>>
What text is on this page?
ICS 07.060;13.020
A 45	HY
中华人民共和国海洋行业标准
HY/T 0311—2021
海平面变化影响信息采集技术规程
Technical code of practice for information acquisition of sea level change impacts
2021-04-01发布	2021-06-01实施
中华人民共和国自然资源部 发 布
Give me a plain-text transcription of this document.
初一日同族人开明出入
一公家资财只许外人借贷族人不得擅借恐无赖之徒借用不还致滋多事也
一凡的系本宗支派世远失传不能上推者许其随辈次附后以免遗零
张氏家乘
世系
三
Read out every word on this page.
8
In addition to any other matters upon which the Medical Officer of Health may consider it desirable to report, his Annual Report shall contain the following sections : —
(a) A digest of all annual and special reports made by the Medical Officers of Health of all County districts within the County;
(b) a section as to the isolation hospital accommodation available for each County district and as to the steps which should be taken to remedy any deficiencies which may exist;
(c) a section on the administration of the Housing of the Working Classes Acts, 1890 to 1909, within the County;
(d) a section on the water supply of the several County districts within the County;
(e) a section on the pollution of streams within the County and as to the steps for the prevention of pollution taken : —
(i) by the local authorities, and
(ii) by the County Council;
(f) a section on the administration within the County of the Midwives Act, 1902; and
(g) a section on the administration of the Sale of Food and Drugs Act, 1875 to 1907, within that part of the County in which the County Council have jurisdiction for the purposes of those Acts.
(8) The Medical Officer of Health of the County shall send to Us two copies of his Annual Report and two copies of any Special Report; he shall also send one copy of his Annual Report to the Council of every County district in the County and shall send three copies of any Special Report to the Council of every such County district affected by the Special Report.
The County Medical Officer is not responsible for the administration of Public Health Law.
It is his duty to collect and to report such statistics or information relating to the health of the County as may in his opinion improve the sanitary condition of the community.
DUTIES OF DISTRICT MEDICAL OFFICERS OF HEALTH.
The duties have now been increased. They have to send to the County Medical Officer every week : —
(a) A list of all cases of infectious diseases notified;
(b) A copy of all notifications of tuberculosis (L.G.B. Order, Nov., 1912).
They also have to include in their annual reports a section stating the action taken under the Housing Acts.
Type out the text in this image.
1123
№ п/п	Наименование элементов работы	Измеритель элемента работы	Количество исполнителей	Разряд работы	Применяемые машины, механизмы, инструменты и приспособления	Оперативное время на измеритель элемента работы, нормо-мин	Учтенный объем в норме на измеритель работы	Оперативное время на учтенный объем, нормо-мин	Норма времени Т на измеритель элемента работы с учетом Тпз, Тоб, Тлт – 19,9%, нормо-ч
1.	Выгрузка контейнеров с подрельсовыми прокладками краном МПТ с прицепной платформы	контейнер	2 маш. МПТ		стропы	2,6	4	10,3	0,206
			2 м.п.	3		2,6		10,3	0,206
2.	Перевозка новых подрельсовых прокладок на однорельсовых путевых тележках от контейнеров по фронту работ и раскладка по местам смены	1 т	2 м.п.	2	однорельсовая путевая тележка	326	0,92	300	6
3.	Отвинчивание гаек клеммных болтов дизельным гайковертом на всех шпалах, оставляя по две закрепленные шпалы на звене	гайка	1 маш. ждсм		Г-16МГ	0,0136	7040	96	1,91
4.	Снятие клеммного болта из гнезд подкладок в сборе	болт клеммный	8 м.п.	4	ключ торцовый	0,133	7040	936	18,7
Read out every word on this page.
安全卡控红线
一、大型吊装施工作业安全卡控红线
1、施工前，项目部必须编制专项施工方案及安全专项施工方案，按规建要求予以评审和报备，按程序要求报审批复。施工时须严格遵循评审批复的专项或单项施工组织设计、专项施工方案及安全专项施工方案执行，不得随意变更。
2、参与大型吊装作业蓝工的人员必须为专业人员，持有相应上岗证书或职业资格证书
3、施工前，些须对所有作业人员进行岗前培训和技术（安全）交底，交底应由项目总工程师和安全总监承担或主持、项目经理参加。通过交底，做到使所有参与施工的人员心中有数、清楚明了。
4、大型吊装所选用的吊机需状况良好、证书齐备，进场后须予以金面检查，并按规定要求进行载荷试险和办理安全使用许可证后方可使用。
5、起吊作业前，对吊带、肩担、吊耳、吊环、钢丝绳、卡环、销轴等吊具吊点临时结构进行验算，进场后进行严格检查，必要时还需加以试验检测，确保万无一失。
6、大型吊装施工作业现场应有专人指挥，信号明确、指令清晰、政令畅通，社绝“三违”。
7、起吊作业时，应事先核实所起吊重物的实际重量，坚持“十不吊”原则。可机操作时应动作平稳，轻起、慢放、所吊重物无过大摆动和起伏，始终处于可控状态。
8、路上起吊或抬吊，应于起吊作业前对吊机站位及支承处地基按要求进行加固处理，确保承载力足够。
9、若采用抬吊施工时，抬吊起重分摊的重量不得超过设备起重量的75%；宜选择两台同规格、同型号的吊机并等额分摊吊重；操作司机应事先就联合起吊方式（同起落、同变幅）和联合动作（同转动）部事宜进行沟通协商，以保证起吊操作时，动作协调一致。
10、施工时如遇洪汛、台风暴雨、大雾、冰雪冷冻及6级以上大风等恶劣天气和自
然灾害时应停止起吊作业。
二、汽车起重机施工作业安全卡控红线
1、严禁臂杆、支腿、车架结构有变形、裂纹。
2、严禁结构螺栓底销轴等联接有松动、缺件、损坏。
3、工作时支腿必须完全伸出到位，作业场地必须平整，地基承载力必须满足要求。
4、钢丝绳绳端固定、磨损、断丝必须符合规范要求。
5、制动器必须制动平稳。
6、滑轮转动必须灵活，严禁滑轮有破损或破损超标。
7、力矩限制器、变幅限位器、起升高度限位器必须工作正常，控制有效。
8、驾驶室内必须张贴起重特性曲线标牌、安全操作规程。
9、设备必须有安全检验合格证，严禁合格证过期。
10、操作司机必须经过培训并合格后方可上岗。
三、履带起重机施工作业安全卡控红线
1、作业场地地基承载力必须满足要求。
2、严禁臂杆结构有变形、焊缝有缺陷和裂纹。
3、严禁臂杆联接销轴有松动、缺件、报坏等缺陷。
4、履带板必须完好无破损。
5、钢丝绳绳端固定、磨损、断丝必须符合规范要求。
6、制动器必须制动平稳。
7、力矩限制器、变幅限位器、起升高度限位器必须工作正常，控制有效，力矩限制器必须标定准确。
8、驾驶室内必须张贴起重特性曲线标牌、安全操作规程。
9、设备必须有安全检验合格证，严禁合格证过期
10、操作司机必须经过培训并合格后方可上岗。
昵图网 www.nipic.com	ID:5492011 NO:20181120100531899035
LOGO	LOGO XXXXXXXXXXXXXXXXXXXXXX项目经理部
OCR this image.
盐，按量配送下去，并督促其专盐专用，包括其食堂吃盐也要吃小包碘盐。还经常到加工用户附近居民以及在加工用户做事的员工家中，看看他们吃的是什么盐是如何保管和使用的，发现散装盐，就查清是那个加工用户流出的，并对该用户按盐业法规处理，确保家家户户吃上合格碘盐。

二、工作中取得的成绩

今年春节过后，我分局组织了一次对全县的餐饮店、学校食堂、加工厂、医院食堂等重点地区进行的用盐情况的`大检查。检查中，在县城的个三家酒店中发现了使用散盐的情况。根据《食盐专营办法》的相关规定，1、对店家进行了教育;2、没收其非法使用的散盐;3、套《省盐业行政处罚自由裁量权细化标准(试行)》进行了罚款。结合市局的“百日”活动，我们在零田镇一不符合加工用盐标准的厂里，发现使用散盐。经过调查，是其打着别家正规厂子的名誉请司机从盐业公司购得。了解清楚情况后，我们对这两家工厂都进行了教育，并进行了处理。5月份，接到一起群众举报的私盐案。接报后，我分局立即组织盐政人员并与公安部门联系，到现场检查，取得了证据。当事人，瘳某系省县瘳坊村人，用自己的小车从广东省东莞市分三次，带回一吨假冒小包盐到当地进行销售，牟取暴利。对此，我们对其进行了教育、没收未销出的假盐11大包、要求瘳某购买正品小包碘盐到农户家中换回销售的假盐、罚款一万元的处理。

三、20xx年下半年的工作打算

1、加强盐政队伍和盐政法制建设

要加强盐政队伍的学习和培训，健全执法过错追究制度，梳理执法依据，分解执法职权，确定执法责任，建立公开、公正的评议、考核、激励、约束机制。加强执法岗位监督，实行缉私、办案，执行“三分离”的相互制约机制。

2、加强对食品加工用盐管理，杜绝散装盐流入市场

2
<<
Check each line above for the word "They" and copy the ones that have it.

__Task result__.
The duties have now been increased. They have to send to the County Medical Officer every week : —
They also have to include in their annual reports a section stating the action taken under the Housing Acts.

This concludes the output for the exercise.